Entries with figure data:
[start]
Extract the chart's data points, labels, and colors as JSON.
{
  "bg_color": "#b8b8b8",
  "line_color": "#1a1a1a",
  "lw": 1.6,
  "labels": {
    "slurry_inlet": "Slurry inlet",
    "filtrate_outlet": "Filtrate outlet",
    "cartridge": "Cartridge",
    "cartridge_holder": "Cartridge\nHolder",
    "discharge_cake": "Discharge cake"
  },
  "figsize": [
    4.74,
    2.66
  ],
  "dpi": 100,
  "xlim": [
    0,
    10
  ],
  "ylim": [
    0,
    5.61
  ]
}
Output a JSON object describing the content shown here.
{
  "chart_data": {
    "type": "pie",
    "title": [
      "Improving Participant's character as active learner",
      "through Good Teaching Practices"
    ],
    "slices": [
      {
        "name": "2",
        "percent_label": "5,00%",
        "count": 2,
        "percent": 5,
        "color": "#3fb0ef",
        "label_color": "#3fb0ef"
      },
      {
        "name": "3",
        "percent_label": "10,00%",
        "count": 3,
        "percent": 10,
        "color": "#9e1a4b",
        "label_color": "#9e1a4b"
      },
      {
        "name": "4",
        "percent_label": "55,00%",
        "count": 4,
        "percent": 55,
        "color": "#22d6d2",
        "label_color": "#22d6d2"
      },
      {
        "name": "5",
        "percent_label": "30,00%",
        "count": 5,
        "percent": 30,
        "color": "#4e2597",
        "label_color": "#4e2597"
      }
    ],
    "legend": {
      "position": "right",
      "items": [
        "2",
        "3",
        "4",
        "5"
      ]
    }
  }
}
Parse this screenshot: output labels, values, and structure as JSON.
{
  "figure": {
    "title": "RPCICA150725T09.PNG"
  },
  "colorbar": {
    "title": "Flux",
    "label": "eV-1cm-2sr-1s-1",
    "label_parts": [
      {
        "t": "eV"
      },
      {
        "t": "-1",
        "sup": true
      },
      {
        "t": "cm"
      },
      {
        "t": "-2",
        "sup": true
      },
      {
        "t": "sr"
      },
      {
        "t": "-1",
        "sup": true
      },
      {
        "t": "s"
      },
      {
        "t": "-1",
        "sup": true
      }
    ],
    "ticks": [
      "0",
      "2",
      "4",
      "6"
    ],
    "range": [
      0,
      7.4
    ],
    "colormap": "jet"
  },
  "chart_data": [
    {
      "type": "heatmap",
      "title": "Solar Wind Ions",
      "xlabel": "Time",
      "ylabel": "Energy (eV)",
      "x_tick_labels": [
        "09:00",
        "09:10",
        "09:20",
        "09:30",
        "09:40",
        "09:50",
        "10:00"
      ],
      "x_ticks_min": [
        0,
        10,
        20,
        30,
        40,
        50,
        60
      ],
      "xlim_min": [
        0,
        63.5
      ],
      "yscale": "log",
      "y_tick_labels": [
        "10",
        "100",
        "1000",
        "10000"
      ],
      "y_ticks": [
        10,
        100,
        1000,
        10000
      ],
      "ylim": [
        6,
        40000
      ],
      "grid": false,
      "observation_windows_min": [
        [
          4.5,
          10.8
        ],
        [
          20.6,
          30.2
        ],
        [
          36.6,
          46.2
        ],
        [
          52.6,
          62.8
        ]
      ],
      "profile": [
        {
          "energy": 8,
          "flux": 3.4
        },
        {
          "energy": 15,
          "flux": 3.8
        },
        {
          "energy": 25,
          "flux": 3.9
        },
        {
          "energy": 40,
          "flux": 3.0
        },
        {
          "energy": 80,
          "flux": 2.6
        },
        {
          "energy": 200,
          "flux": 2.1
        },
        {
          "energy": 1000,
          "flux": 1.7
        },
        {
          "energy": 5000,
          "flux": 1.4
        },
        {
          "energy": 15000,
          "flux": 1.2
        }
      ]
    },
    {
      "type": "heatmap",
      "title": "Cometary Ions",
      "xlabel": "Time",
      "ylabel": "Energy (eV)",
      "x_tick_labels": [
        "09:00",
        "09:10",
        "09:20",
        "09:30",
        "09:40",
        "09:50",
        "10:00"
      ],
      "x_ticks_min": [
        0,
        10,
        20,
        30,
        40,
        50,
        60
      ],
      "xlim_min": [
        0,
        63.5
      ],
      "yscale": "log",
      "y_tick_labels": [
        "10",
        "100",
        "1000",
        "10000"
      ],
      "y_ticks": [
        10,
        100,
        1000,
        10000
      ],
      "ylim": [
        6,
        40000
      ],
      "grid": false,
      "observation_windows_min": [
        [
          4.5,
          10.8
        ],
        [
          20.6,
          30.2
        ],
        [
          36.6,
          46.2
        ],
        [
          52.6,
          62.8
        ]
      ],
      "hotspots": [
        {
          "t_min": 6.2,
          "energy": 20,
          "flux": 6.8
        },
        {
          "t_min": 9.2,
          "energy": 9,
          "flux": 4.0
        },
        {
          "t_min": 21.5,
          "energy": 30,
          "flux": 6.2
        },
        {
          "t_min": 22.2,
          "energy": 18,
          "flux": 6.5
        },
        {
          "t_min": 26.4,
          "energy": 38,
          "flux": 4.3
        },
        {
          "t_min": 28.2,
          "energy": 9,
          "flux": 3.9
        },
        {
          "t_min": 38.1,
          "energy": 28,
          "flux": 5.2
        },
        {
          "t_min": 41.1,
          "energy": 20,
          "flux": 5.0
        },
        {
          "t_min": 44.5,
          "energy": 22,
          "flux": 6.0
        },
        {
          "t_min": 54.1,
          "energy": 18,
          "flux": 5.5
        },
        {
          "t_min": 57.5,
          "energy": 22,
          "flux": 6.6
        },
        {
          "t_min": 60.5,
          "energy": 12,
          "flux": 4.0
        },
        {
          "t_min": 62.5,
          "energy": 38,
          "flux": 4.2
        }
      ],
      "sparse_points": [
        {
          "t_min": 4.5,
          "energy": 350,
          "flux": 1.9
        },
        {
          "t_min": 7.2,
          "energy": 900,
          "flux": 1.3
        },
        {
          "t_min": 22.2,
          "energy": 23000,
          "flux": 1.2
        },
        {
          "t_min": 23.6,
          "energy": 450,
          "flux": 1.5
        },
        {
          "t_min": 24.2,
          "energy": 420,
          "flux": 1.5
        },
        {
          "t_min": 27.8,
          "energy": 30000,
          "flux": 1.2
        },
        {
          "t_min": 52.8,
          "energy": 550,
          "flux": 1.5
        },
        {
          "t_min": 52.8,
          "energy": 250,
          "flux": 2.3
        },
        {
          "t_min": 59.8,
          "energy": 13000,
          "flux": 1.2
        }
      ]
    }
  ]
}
[end]
— What you are asked to do —
Please copy out each record, character for character.

— Written response —
Extract the chart's data points, labels, and colors as JSON.
{
  "bg_color": "#b8b8b8",
  "line_color": "#1a1a1a",
  "lw": 1.6,
  "labels": {
    "slurry_inlet": "Slurry inlet",
    "filtrate_outlet": "Filtrate outlet",
    "cartridge": "Cartridge",
    "cartridge_holder": "Cartridge\nHolder",
    "discharge_cake": "Discharge cake"
  },
  "figsize": [
    4.74,
    2.66
  ],
  "dpi": 100,
  "xlim": [
    0,
    10
  ],
  "ylim": [
    0,
    5.61
  ]
}
Output a JSON object describing the content shown here.
{
  "chart_data": {
    "type": "pie",
    "title": [
      "Improving Participant's character as active learner",
      "through Good Teaching Practices"
    ],
    "slices": [
      {
        "name": "2",
        "percent_label": "5,00%",
        "count": 2,
        "percent": 5,
        "color": "#3fb0ef",
        "label_color": "#3fb0ef"
      },
      {
        "name": "3",
        "percent_label": "10,00%",
        "count": 3,
        "percent": 10,
        "color": "#9e1a4b",
        "label_color": "#9e1a4b"
      },
      {
        "name": "4",
        "percent_label": "55,00%",
        "count": 4,
        "percent": 55,
        "color": "#22d6d2",
        "label_color": "#22d6d2"
      },
      {
        "name": "5",
        "percent_label": "30,00%",
        "count": 5,
        "percent": 30,
        "color": "#4e2597",
        "label_color": "#4e2597"
      }
    ],
    "legend": {
      "position": "right",
      "items": [
        "2",
        "3",
        "4",
        "5"
      ]
    }
  }
}
Parse this screenshot: output labels, values, and structure as JSON.
{
  "figure": {
    "title": "RPCICA150725T09.PNG"
  },
  "colorbar": {
    "title": "Flux",
    "label": "eV-1cm-2sr-1s-1",
    "label_parts": [
      {
        "t": "eV"
      },
      {
        "t": "-1",
        "sup": true
      },
      {
        "t": "cm"
      },
      {
        "t": "-2",
        "sup": true
      },
      {
        "t": "sr"
      },
      {
        "t": "-1",
        "sup": true
      },
      {
        "t": "s"
      },
      {
        "t": "-1",
        "sup": true
      }
    ],
    "ticks": [
      "0",
      "2",
      "4",
      "6"
    ],
    "range": [
      0,
      7.4
    ],
    "colormap": "jet"
  },
  "chart_data": [
    {
      "type": "heatmap",
      "title": "Solar Wind Ions",
      "xlabel": "Time",
      "ylabel": "Energy (eV)",
      "x_tick_labels": [
        "09:00",
        "09:10",
        "09:20",
        "09:30",
        "09:40",
        "09:50",
        "10:00"
      ],
      "x_ticks_min": [
        0,
        10,
        20,
        30,
        40,
        50,
        60
      ],
      "xlim_min": [
        0,
        63.5
      ],
      "yscale": "log",
      "y_tick_labels": [
        "10",
        "100",
        "1000",
        "10000"
      ],
      "y_ticks": [
        10,
        100,
        1000,
        10000
      ],
      "ylim": [
        6,
        40000
      ],
      "grid": false,
      "observation_windows_min": [
        [
          4.5,
          10.8
        ],
        [
          20.6,
          30.2
        ],
        [
          36.6,
          46.2
        ],
        [
          52.6,
          62.8
        ]
      ],
      "profile": [
        {
          "energy": 8,
          "flux": 3.4
        },
        {
          "energy": 15,
          "flux": 3.8
        },
        {
          "energy": 25,
          "flux": 3.9
        },
        {
          "energy": 40,
          "flux": 3.0
        },
        {
          "energy": 80,
          "flux": 2.6
        },
        {
          "energy": 200,
          "flux": 2.1
        },
        {
          "energy": 1000,
          "flux": 1.7
        },
        {
          "energy": 5000,
          "flux": 1.4
        },
        {
          "energy": 15000,
          "flux": 1.2
        }
      ]
    },
    {
      "type": "heatmap",
      "title": "Cometary Ions",
      "xlabel": "Time",
      "ylabel": "Energy (eV)",
      "x_tick_labels": [
        "09:00",
        "09:10",
        "09:20",
        "09:30",
        "09:40",
        "09:50",
        "10:00"
      ],
      "x_ticks_min": [
        0,
        10,
        20,
        30,
        40,
        50,
        60
      ],
      "xlim_min": [
        0,
        63.5
      ],
      "yscale": "log",
      "y_tick_labels": [
        "10",
        "100",
        "1000",
        "10000"
      ],
      "y_ticks": [
        10,
        100,
        1000,
        10000
      ],
      "ylim": [
        6,
        40000
      ],
      "grid": false,
      "observation_windows_min": [
        [
          4.5,
          10.8
        ],
        [
          20.6,
          30.2
        ],
        [
          36.6,
          46.2
        ],
        [
          52.6,
          62.8
        ]
      ],
      "hotspots": [
        {
          "t_min": 6.2,
          "energy": 20,
          "flux": 6.8
        },
        {
          "t_min": 9.2,
          "energy": 9,
          "flux": 4.0
        },
        {
          "t_min": 21.5,
          "energy": 30,
          "flux": 6.2
        },
        {
          "t_min": 22.2,
          "energy": 18,
          "flux": 6.5
        },
        {
          "t_min": 26.4,
          "energy": 38,
          "flux": 4.3
        },
        {
          "t_min": 28.2,
          "energy": 9,
          "flux": 3.9
        },
        {
          "t_min": 38.1,
          "energy": 28,
          "flux": 5.2
        },
        {
          "t_min": 41.1,
          "energy": 20,
          "flux": 5.0
        },
        {
          "t_min": 44.5,
          "energy": 22,
          "flux": 6.0
        },
        {
          "t_min": 54.1,
          "energy": 18,
          "flux": 5.5
        },
        {
          "t_min": 57.5,
          "energy": 22,
          "flux": 6.6
        },
        {
          "t_min": 60.5,
          "energy": 12,
          "flux": 4.0
        },
        {
          "t_min": 62.5,
          "energy": 38,
          "flux": 4.2
        }
      ],
      "sparse_points": [
        {
          "t_min": 4.5,
          "energy": 350,
          "flux": 1.9
        },
        {
          "t_min": 7.2,
          "energy": 900,
          "flux": 1.3
        },
        {
          "t_min": 22.2,
          "energy": 23000,
          "flux": 1.2
        },
        {
          "t_min": 23.6,
          "energy": 450,
          "flux": 1.5
        },
        {
          "t_min": 24.2,
          "energy": 420,
          "flux": 1.5
        },
        {
          "t_min": 27.8,
          "energy": 30000,
          "flux": 1.2
        },
        {
          "t_min": 52.8,
          "energy": 550,
          "flux": 1.5
        },
        {
          "t_min": 52.8,
          "energy": 250,
          "flux": 2.3
        },
        {
          "t_min": 59.8,
          "energy": 13000,
          "flux": 1.2
        }
      ]
    }
  ]
}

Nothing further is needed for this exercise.